Extract each line from the entries below that has the string "способы" in it.
— Start of PROVIDED DATA —
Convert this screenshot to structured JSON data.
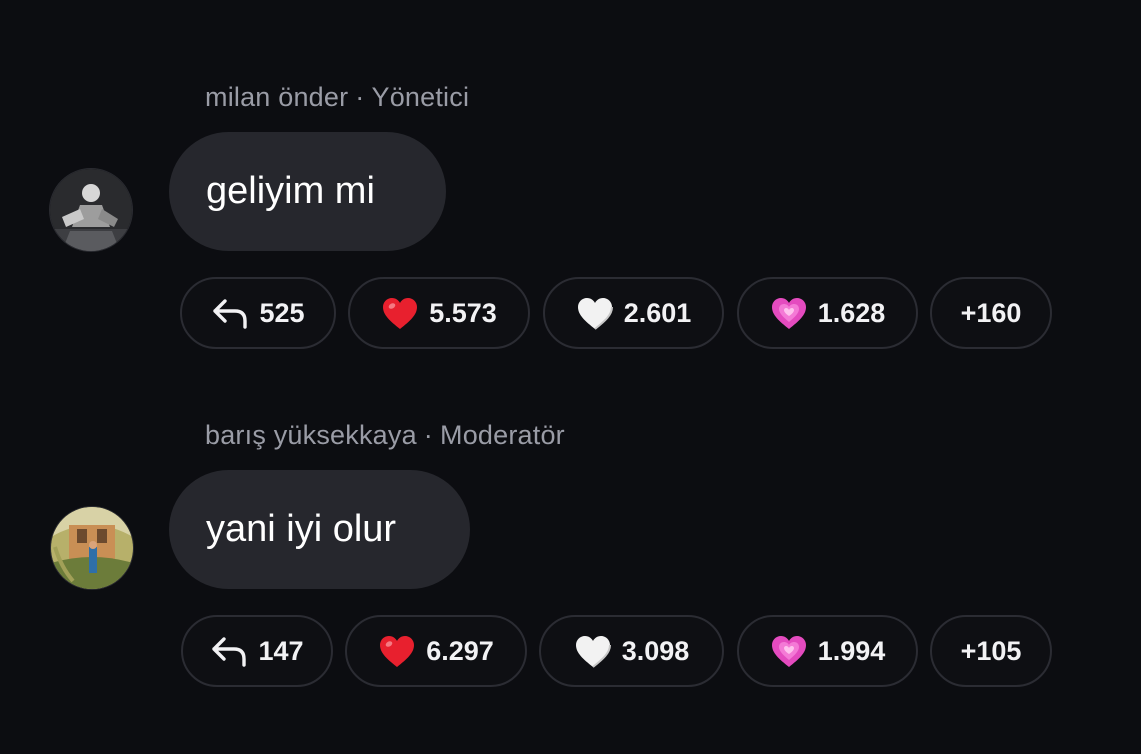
{
  "messages": [
    {
      "author": "milan önder",
      "separator": "·",
      "role": "Yönetici",
      "text": "geliyim mi",
      "reactions": {
        "reply_count": "525",
        "red_heart_count": "5.573",
        "white_heart_count": "2.601",
        "pink_heart_count": "1.628",
        "more_count": "+160"
      }
    },
    {
      "author": "barış yüksekkaya",
      "separator": "·",
      "role": "Moderatör",
      "text": "yani iyi olur",
      "reactions": {
        "reply_count": "147",
        "red_heart_count": "6.297",
        "white_heart_count": "3.098",
        "pink_heart_count": "1.994",
        "more_count": "+105"
      }
    }
  ],
  "icons": {
    "reply": "reply-arrow-icon",
    "red_heart": "red-heart-icon",
    "white_heart": "white-heart-icon",
    "pink_heart": "sparkling-heart-icon"
  },
  "colors": {
    "background": "#0c0d11",
    "bubble": "#26272d",
    "pill_border": "#2b2c33",
    "meta_text": "#9a9ca6",
    "red_heart": "#e8202e",
    "white_heart": "#f2f2f2",
    "pink_heart": "#e44bbf"
  }
}
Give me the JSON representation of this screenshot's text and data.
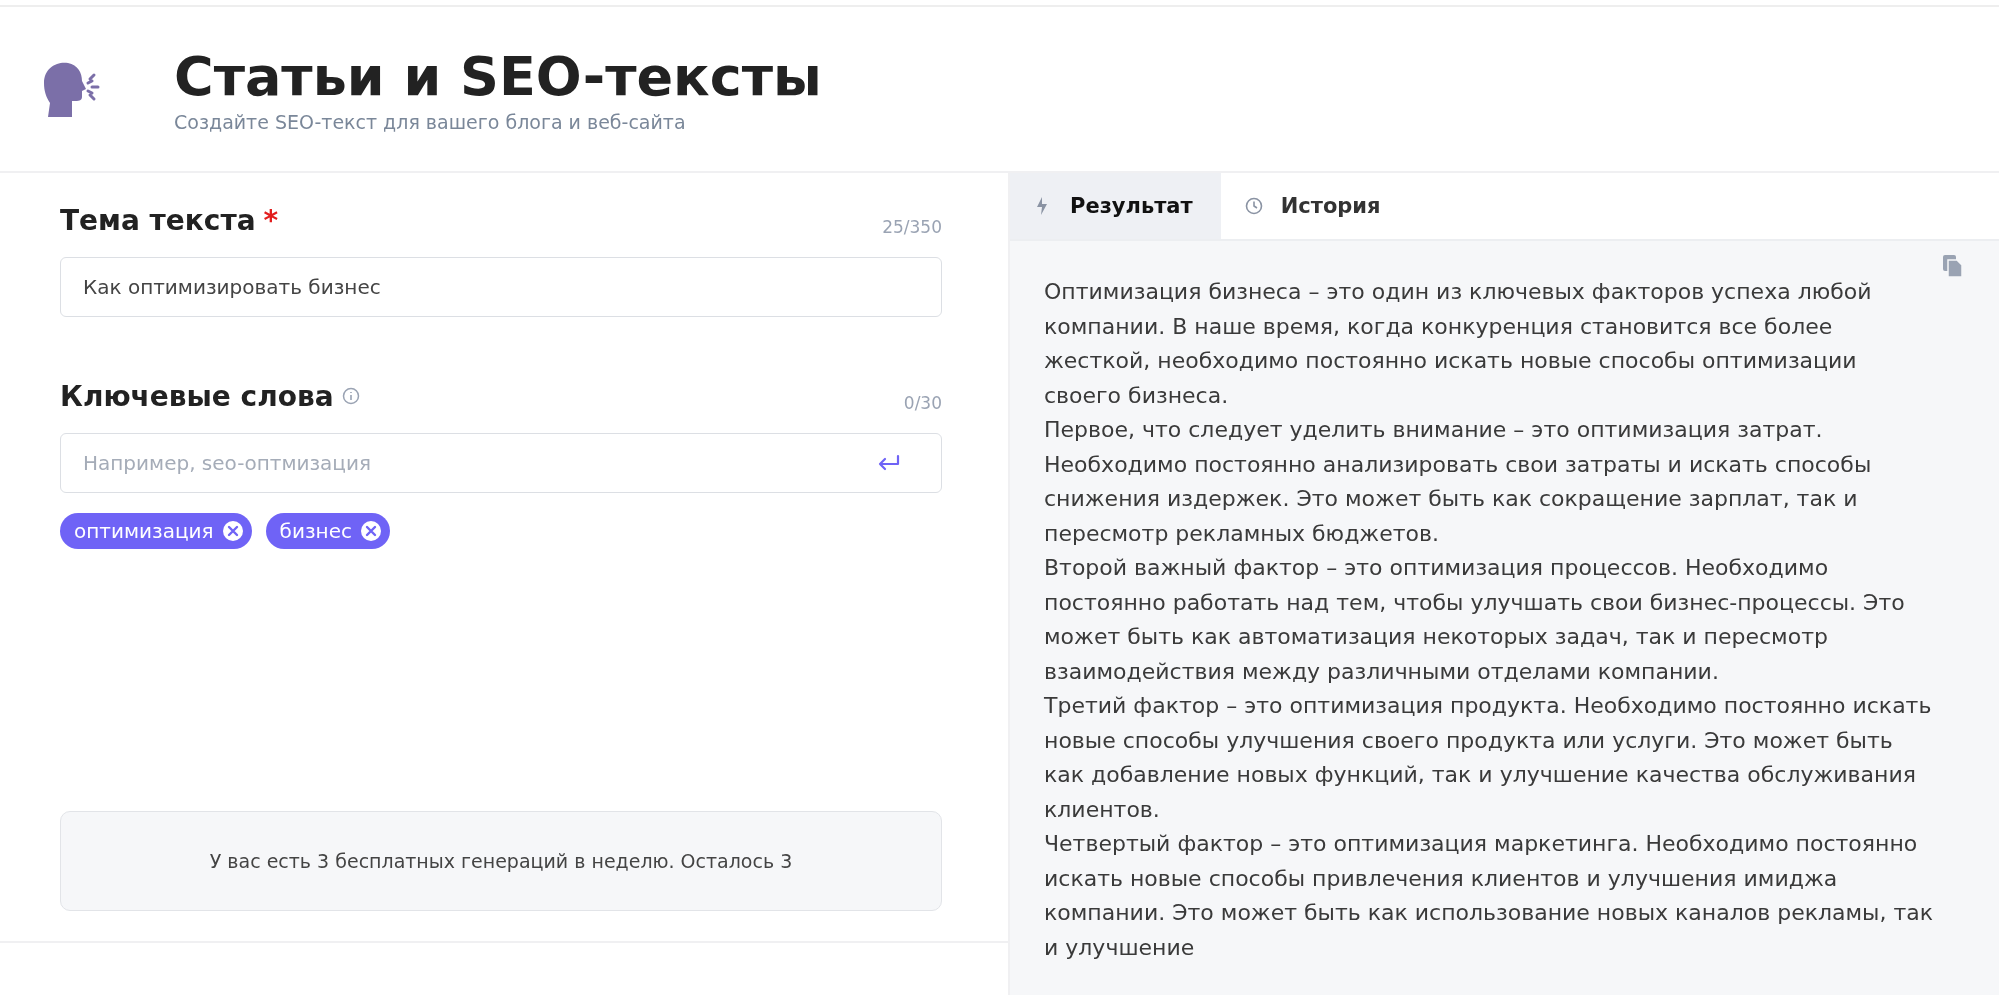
{
  "header": {
    "title": "Статьи и SEO-тексты",
    "subtitle": "Создайте SEO-текст для вашего блога и веб-сайта"
  },
  "form": {
    "topic": {
      "label": "Тема текста",
      "required_mark": "*",
      "counter": "25/350",
      "value": "Как оптимизировать бизнес"
    },
    "keywords": {
      "label": "Ключевые слова",
      "counter": "0/30",
      "placeholder": "Например, seo-оптмизация",
      "tags": [
        "оптимизация",
        "бизнес"
      ]
    },
    "notice": "У вас есть 3 бесплатных генераций в неделю. Осталось 3"
  },
  "tabs": [
    {
      "label": "Результат",
      "kind": "bolt",
      "selected": true
    },
    {
      "label": "История",
      "kind": "clock",
      "selected": false
    }
  ],
  "result": {
    "paragraphs": [
      "Оптимизация бизнеса – это один из ключевых факторов успеха любой компании. В наше время, когда конкуренция становится все более жесткой, необходимо постоянно искать новые способы оптимизации своего бизнеса.",
      "Первое, что следует уделить внимание – это оптимизация затрат. Необходимо постоянно анализировать свои затраты и искать способы снижения издержек. Это может быть как сокращение зарплат, так и пересмотр рекламных бюджетов.",
      "Второй важный фактор – это оптимизация процессов. Необходимо постоянно работать над тем, чтобы улучшать свои бизнес-процессы. Это может быть как автоматизация некоторых задач, так и пересмотр взаимодействия между различными отделами компании.",
      "Третий фактор – это оптимизация продукта. Необходимо постоянно искать новые способы улучшения своего продукта или услуги. Это может быть как добавление новых функций, так и улучшение качества обслуживания клиентов.",
      "Четвертый фактор – это оптимизация маркетинга. Необходимо постоянно искать новые способы привлечения клиентов и улучшения имиджа компании. Это может быть как использование новых каналов рекламы, так и улучшение"
    ]
  }
}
— End of PROVIDED DATA —
● COMPLETE ANSWER:
      "Оптимизация бизнеса – это один из ключевых факторов успеха любой компании. В наше время, когда конкуренция становится все более жесткой, необходимо постоянно искать новые способы оптимизации своего бизнеса.",
      "Первое, что следует уделить внимание – это оптимизация затрат. Необходимо постоянно анализировать свои затраты и искать способы снижения издержек. Это может быть как сокращение зарплат, так и пересмотр рекламных бюджетов.",
      "Третий фактор – это оптимизация продукта. Необходимо постоянно искать новые способы улучшения своего продукта или услуги. Это может быть как добавление новых функций, так и улучшение качества обслуживания клиентов.",
      "Четвертый фактор – это оптимизация маркетинга. Необходимо постоянно искать новые способы привлечения клиентов и улучшения имиджа компании. Это может быть как использование новых каналов рекламы, так и улучшение"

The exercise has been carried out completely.